◆ TEXTAUSZUG ◆

# # #

Ich könnte dir noch einen Mücken Schwamm empfehlen, die sind etwas härter und kommen aus dem Bereich Auto, nur ob das Mittel zum Zweck ist kann ich nicht sagen.
Normalerweise geht das normale Grüne sehr gut ab damit.
Schau mal bei Discounter, wie Real vorbei, dann die Auto Abteilung absuchen.
 Versuch macht klug.
Ansonsten,  ......Hmmmm .....etwas ratlos ...


----------



## Stefan1984 (30. März 2017)

Danke für den Tipp. Werde ich ausprobieren.

Ich habe bereits herausgefunden, dass Melaminschwämme sehr gut funktionieren.
Doch leider komme ich mit dem Putzen nicht hinterher. Die Flecken kommen zu schnell nach. Nach spätestens 3 Wochen ist alles beim alten.
Ich hätte nichts dagegen, einmal ordentlich im Wasser mit mehreren Melaminschwämmen zu reinigen, wenn sich die Flecken dann nicht mehr bilden.

Grüße,
Stefan


----------



## mitch (30. März 2017)

Stefan1984 schrieb:


> Der Leitwert wird mit Teichsalz erhöht.


nur so nebenbei: das ist ganz normales Salz - kein teures Spezialsalz


----------



## samorai (30. März 2017)

Zu Deinen H2 O Werten.
Messe doch mal  den PH-,Wert mal morgens und abends.
Der PH -Wert “wackelt“ immer ein wenig, der KH- Wert stürzt ihn, also KH-Wert erhöhen um dieses wackeln zu unterbinden.


----------



## Stefan1984 (30. März 2017)

samorai schrieb:


> Zu Deinen H2 O Werten.
> Messe doch mal  den PH-,Wert mal morgens und abends.

# # #

◆ GEZEIGTE DATENSÄTZE ◆
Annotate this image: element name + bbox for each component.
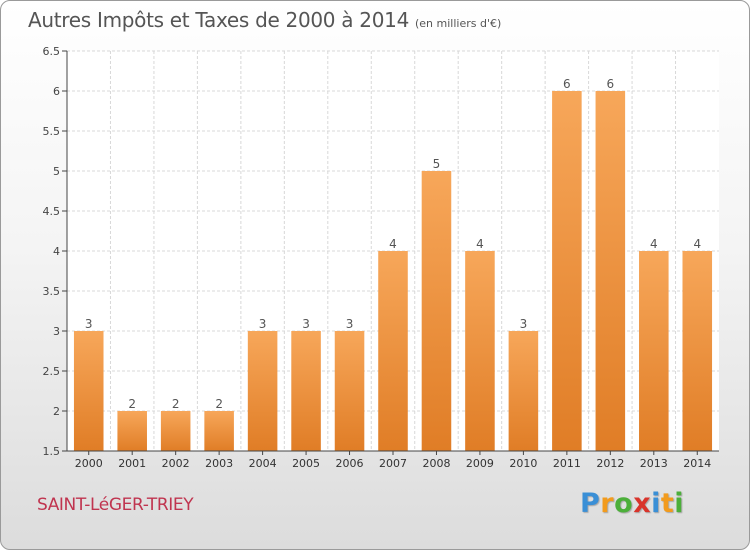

# # #

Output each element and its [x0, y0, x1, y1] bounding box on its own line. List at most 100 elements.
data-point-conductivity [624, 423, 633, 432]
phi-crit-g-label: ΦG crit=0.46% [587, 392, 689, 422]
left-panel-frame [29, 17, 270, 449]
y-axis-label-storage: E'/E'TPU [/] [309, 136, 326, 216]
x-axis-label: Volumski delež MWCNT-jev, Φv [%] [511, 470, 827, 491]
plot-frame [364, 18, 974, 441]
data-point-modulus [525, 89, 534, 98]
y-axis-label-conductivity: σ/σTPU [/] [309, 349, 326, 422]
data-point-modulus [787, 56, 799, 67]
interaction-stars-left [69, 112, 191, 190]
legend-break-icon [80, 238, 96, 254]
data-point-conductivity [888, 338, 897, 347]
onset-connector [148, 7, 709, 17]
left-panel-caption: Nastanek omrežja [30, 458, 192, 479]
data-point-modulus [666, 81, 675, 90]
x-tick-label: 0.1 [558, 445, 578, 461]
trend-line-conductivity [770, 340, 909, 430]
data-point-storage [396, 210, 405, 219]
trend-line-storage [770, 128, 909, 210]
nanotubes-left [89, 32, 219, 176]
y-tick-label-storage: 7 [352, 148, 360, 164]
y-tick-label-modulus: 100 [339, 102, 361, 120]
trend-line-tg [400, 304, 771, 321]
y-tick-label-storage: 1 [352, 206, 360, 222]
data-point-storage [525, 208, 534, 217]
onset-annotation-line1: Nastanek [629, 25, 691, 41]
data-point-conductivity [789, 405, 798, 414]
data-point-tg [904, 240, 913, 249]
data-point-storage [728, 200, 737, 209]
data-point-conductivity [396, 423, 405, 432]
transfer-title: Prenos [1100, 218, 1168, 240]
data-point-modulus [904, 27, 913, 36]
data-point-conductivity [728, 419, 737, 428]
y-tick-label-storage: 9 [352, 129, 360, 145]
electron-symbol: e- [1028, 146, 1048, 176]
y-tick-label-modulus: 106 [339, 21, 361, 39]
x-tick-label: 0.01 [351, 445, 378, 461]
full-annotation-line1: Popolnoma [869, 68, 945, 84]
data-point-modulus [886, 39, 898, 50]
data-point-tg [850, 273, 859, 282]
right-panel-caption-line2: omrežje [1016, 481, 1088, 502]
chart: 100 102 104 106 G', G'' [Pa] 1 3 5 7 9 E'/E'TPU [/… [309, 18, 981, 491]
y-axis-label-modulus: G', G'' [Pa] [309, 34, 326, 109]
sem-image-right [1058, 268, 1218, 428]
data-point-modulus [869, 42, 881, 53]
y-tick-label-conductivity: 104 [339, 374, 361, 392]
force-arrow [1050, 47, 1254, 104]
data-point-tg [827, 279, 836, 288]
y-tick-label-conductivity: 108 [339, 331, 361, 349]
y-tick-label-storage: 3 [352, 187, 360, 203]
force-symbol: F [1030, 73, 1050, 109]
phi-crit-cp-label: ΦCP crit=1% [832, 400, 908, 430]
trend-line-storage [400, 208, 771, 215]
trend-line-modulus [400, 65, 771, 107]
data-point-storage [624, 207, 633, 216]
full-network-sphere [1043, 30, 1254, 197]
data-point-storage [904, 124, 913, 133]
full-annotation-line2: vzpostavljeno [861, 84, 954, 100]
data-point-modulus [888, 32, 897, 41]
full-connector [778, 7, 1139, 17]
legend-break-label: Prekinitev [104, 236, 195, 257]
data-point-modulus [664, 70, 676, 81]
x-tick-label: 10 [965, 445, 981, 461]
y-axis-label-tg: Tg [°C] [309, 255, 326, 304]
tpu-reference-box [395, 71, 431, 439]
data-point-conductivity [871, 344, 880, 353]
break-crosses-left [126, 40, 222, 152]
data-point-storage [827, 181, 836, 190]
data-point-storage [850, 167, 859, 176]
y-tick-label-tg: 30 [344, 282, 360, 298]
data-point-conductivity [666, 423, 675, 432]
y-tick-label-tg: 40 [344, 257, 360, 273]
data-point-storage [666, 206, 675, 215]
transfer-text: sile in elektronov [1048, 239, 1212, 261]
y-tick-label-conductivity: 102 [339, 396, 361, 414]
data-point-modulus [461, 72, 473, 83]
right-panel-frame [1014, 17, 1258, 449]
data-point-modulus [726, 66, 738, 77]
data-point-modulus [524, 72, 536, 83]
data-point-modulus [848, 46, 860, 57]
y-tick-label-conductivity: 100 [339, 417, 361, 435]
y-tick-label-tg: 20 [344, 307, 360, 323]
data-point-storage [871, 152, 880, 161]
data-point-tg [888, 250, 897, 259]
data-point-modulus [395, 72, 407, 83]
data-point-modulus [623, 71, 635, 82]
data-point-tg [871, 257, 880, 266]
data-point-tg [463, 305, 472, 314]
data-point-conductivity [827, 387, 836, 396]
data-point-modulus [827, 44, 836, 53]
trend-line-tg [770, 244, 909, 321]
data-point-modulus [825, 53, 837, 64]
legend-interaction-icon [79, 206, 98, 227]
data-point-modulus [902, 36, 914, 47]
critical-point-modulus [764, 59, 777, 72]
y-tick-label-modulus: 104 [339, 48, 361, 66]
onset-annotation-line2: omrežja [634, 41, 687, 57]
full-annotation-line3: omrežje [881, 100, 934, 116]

# # #

◆ AUFGABEN ◆
**1)** Beantworte anhand des Forumsauszugs über Flecken und Wasserwerte:
(a) In welcher Abteilung eines Discounters wie Real soll man nach dem empfohlenen Schwamm suchen?
(b) Nach wie vielen Wochen ist laut Stefan1984 spätestens alles beim Alten?
(c) Welche Art von Salz ist Teichsalz laut mitch?
**2)** Führe den Forumsauszug über Flecken und Wasserwerte im Anschluss an seine letzte Zeile fort.
Die Datensätze werden hier nicht gebraucht.

◆ LÖSUNGEN ◆
**1)**
(a) In der Auto-Abteilung.
(b) Nach spätestens 3 Wochen.
(c) Ganz normales Salz, kein teures Spezialsalz.

**2)**
> Der PH -Wert “wackelt“ immer ein wenig, der KH- Wert stürzt ihn, also KH-Wert erhöhen um dieses wackeln zu unterbinden.



Ja, die Karbonathärte ist an der untersten Grenze. Erhöhung mit Muschelkalk, oder was schlägst Du vor? Was wäre ein optimaler KH-Wert?


----------



## samorai (30. März 2017)

8 ist optimal,welchen Weg Du gehst (Muschelkalk).....hmmmm da gibt es so einige.
Mit einer Empfehlung halte ich mich zurück, da jeder Teich andere Voraussetzungen hat um die jeweiligen ,“Dinge“ wieder abzubauen, die Mann da rein kippt.


----------



## Koiteich2013 (3. Apr. 2017)

Was sagt denn der Folienhersteller? Ich würde den Hersteller mit ins Boot holen.Auch wenn es kein Qualitätsproblem sein sollte, so werden
die bestimmt etwas dazu sagen können. Gerade im Bezug auf Reinigung und Beschädigen der Folie.

gruß
heiko


----------



## Stefan1984 (3. Apr. 2017)

Das ist eine gute Idee. Werde dort mal anfragen. Danke für den Tipp.


Gesendet von iPhone mit Tapatalk


----------



## Stefan1984 (21. Apr. 2017)

Hallo zusammen,
hatte wie vorgeschlagen den Folienhersteller und die Firma, die die Folie eingeschweißt hat, angeschrieben. Leider hat sich keiner von beiden bei mir gemeldet. [emoji17]

Nach gut 2,5 Wochen habe ich nun auch die abgedeckte Stelle wieder freigemacht. Wie bereits vermutet, haben sich die Flecken überhaupt nicht verändert. Auf der Treppe hatte ich zeitgleich an einer Stelle einen dieser kreisrunden schwarzen Flecke mit den Fingern weggekratzt. Ergebnis: Auch bis jetzt hat er sich nicht wieder nachgebildet.

Nichts desto trotz, würde ich gern wissen, was die Flecken hervorruft und was es für Flecken sind. Wenn jemand also noch eine Idee hat, immer her damit. [emoji847] Wenn ich organische Flecken ausschließen kann, bleibt ja nur noch etwas anorganisches. Was könnte denn da in Betracht kommen?

Bis auf den üblichen Mulm, und Besiedelung der größeren Steine und Wände durch Algen, haben wir keine Probleme. Das Wasser ist nach wie vor glasklar und es sind keine Fadenalgen vorhanden.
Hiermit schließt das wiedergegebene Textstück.